#### [WHAT IS ASKED]
Repeat the full listing below verbatim and keep the images out.

#### [ROWS]

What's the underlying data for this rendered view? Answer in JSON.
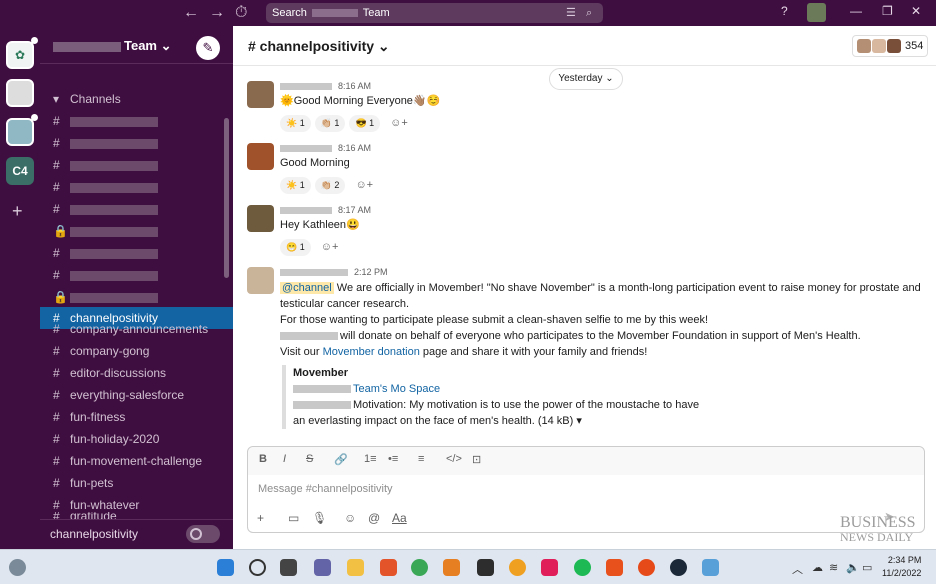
{
  "titlebar": {
    "back": "←",
    "forward": "→",
    "history": "⏱",
    "search_label": "Search",
    "search_suffix": "Team",
    "filter_icon": "☰",
    "search_icon": "⌕",
    "help": "?",
    "minimize": "—",
    "restore": "❐",
    "close": "✕"
  },
  "rail": {
    "c4_label": "C4",
    "add": "+"
  },
  "sidebar": {
    "team_suffix": "Team ⌄",
    "compose": "✎",
    "channels_header": "Channels",
    "active_channel": "channelpositivity",
    "channels": [
      "company-announcements",
      "company-gong",
      "editor-discussions",
      "everything-salesforce",
      "fun-fitness",
      "fun-holiday-2020",
      "fun-movement-challenge",
      "fun-pets",
      "fun-whatever",
      "gratitude"
    ],
    "footer_label": "channelpositivity"
  },
  "channel": {
    "name": "# channelpositivity ⌄",
    "member_count": "354",
    "date_pill": "Yesterday ⌄"
  },
  "messages": [
    {
      "time": "8:16 AM",
      "text": "🌞Good Morning Everyone👋🏽☺️",
      "reactions": [
        "☀️ 1",
        "👏🏼 1",
        "😎 1"
      ]
    },
    {
      "time": "8:16 AM",
      "text": "Good Morning",
      "reactions": [
        "☀️ 1",
        "👏🏼 2"
      ]
    },
    {
      "time": "8:17 AM",
      "text": "Hey Kathleen😃",
      "reactions": [
        "😁 1"
      ]
    },
    {
      "time": "2:12 PM",
      "mention": "@channel",
      "line1": " We are officially in Movember! \"No shave November\" is a month-long participation event to raise money for prostate and",
      "line2": "testicular cancer research.",
      "line3": "For those wanting to participate please submit a clean-shaven selfie to me by this week!",
      "line4": "will donate on behalf of everyone who participates to the Movember Foundation in support of Men's Health.",
      "line5_pre": "Visit our ",
      "line5_link": "Movember donation",
      "line5_post": " page and share it with your family and friends!",
      "attachment": {
        "title": "Movember",
        "team_link": "Team's Mo Space",
        "desc1": "Motivation: My motivation is to use the power of the moustache to have",
        "desc2": "an everlasting impact on the face of men's health. (14 kB) ▾"
      }
    }
  ],
  "composer": {
    "placeholder": "Message #channelpositivity",
    "format_icons": [
      "B",
      "I",
      "S",
      "🔗",
      "1≡",
      "•≡",
      "≡",
      "</>",
      "⊡"
    ],
    "bottom_icons": [
      "+",
      "▭",
      "🎙",
      "☺",
      "@",
      "Aa"
    ],
    "send": "➤"
  },
  "watermark": {
    "line1": "BUSINESS",
    "line2": "NEWS DAILY"
  },
  "taskbar": {
    "time": "2:34 PM",
    "date": "11/2/2022"
  },
  "colors": {
    "aubergine": "#3f0e40",
    "active_blue": "#1264a3",
    "mention_bg": "#fde8a9"
  }
}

#### [ANSWER TO THE EXERCISE]
What's the underlying data for this rendered view? Answer in JSON.
{
  "titlebar": {
    "back": "←",
    "forward": "→",
    "history": "⏱",
    "search_label": "Search",
    "search_suffix": "Team",
    "filter_icon": "☰",
    "search_icon": "⌕",
    "help": "?",
    "minimize": "—",
    "restore": "❐",
    "close": "✕"
  },
  "rail": {
    "c4_label": "C4",
    "add": "+"
  },
  "sidebar": {
    "team_suffix": "Team ⌄",
    "compose": "✎",
    "channels_header": "Channels",
    "active_channel": "channelpositivity",
    "channels": [
      "company-announcements",
      "company-gong",
      "editor-discussions",
      "everything-salesforce",
      "fun-fitness",
      "fun-holiday-2020",
      "fun-movement-challenge",
      "fun-pets",
      "fun-whatever",
      "gratitude"
    ],
    "footer_label": "channelpositivity"
  },
  "channel": {
    "name": "# channelpositivity ⌄",
    "member_count": "354",
    "date_pill": "Yesterday ⌄"
  },
  "messages": [
    {
      "time": "8:16 AM",
      "text": "🌞Good Morning Everyone👋🏽☺️",
      "reactions": [
        "☀️ 1",
        "👏🏼 1",
        "😎 1"
      ]
    },
    {
      "time": "8:16 AM",
      "text": "Good Morning",
      "reactions": [
        "☀️ 1",
        "👏🏼 2"
      ]
    },
    {
      "time": "8:17 AM",
      "text": "Hey Kathleen😃",
      "reactions": [
        "😁 1"
      ]
    },
    {
      "time": "2:12 PM",
      "mention": "@channel",
      "line1": " We are officially in Movember! \"No shave November\" is a month-long participation event to raise money for prostate and",
      "line2": "testicular cancer research.",
      "line3": "For those wanting to participate please submit a clean-shaven selfie to me by this week!",
      "line4": "will donate on behalf of everyone who participates to the Movember Foundation in support of Men's Health.",
      "line5_pre": "Visit our ",
      "line5_link": "Movember donation",
      "line5_post": " page and share it with your family and friends!",
      "attachment": {
        "title": "Movember",
        "team_link": "Team's Mo Space",
        "desc1": "Motivation: My motivation is to use the power of the moustache to have",
        "desc2": "an everlasting impact on the face of men's health. (14 kB) ▾"
      }
    }
  ],
  "composer": {
    "placeholder": "Message #channelpositivity",
    "format_icons": [
      "B",
      "I",
      "S",
      "🔗",
      "1≡",
      "•≡",
      "≡",
      "</>",
      "⊡"
    ],
    "bottom_icons": [
      "+",
      "▭",
      "🎙",
      "☺",
      "@",
      "Aa"
    ],
    "send": "➤"
  },
  "watermark": {
    "line1": "BUSINESS",
    "line2": "NEWS DAILY"
  },
  "taskbar": {
    "time": "2:34 PM",
    "date": "11/2/2022"
  },
  "colors": {
    "aubergine": "#3f0e40",
    "active_blue": "#1264a3",
    "mention_bg": "#fde8a9"
  }
}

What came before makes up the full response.